An exact copy of the records is required, minus the pictures they hold.

******************************

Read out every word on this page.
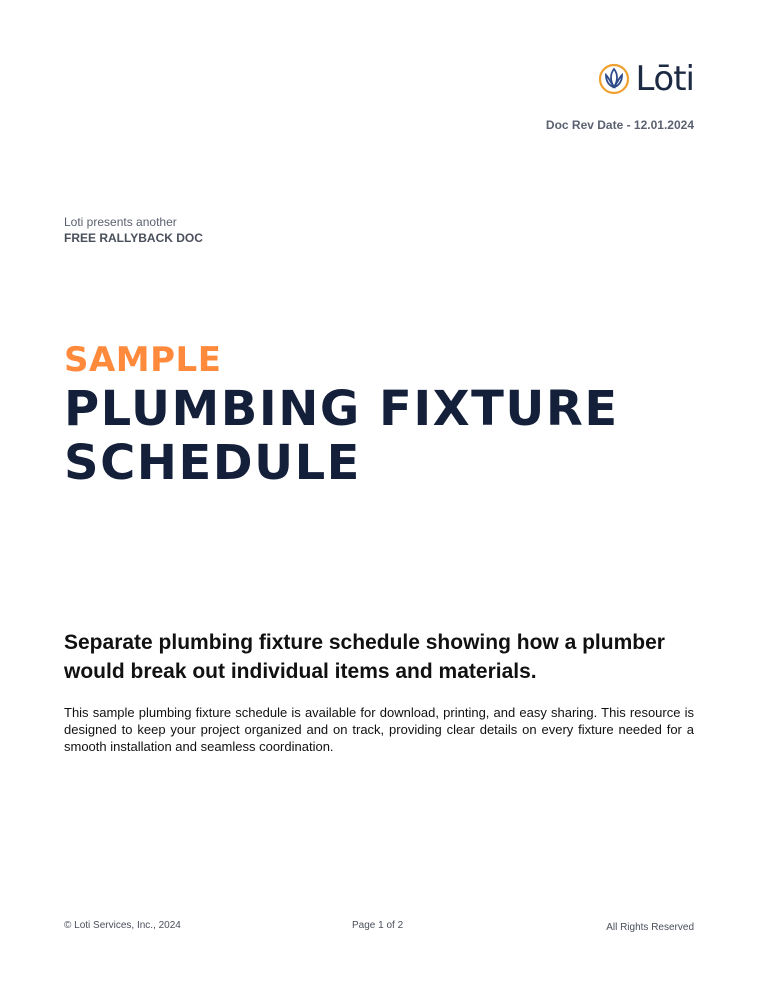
Lōti
Doc Rev Date - 12.01.2024
Loti presents another
FREE RALLYBACK DOC
SAMPLE
PLUMBING FIXTURE
SCHEDULE
Separate plumbing fixture schedule showing how a plumber would break out individual items and materials.
This sample plumbing fixture schedule is available for download, printing, and easy sharing. This resource is designed to keep your project organized and on track, providing clear details on every fixture needed for a smooth installation and seamless coordination.
© Loti Services, Inc., 2024	Page 1 of 2	All Rights Reserved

******************************

CORRECT RESULT
Read out every word on this page.
Lōti
Doc Rev Date - 12.01.2024
Loti presents another
FREE RALLYBACK DOC
SAMPLE
PLUMBING FIXTURE
SCHEDULE
Separate plumbing fixture schedule showing how a plumber would break out individual items and materials.
This sample plumbing fixture schedule is available for download, printing, and easy sharing. This resource is designed to keep your project organized and on track, providing clear details on every fixture needed for a smooth installation and seamless coordination.
© Loti Services, Inc., 2024	Page 1 of 2	All Rights Reserved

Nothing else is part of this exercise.